-- Start of Information provided --

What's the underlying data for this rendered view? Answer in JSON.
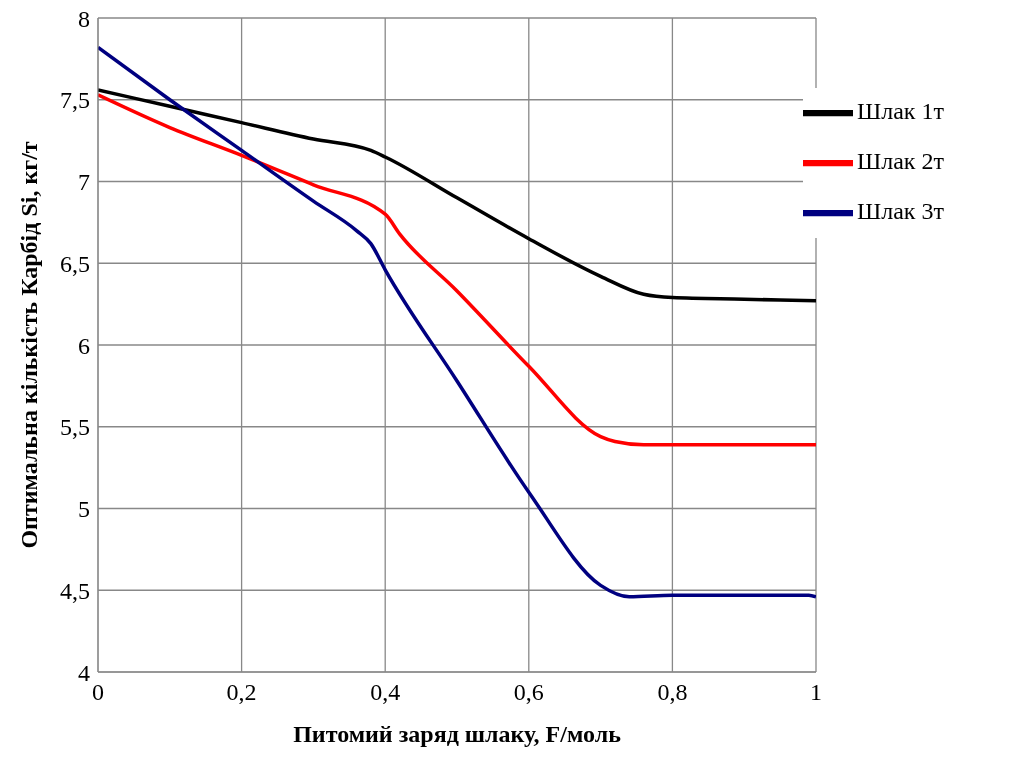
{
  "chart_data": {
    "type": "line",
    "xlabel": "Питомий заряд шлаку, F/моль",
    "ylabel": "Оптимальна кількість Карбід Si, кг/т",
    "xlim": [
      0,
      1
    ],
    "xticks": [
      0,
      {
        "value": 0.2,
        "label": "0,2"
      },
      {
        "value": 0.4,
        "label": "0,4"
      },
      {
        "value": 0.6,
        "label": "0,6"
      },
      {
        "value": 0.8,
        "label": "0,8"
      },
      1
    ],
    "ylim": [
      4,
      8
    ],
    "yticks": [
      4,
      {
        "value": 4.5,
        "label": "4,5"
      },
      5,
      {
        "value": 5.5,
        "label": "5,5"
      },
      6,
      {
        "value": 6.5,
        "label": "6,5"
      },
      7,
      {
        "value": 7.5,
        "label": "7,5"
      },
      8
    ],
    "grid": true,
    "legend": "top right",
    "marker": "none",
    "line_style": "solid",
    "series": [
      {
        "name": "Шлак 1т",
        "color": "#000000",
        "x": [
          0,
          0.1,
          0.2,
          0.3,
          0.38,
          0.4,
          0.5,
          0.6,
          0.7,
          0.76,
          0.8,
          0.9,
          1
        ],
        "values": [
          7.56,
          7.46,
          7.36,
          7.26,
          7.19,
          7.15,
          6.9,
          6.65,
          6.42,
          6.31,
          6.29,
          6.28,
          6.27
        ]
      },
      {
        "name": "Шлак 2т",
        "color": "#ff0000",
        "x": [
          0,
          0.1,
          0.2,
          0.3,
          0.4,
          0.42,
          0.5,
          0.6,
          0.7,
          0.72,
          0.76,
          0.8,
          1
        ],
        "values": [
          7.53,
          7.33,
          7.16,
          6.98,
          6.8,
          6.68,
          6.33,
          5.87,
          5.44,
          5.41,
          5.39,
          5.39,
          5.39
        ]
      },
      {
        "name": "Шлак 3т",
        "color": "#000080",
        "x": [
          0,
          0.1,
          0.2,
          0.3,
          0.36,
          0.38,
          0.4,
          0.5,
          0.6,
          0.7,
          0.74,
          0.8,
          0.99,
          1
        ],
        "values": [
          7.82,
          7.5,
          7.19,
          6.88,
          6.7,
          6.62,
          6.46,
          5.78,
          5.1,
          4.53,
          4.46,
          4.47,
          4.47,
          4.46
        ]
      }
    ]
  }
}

-- End of Information provided --

■ **Exercise aim**: Gather up every line from the listing above in which the word "name" occurs.

■ **Answer to the problem**:
        "name": "Шлак 1т",
        "name": "Шлак 2т",
        "name": "Шлак 3т",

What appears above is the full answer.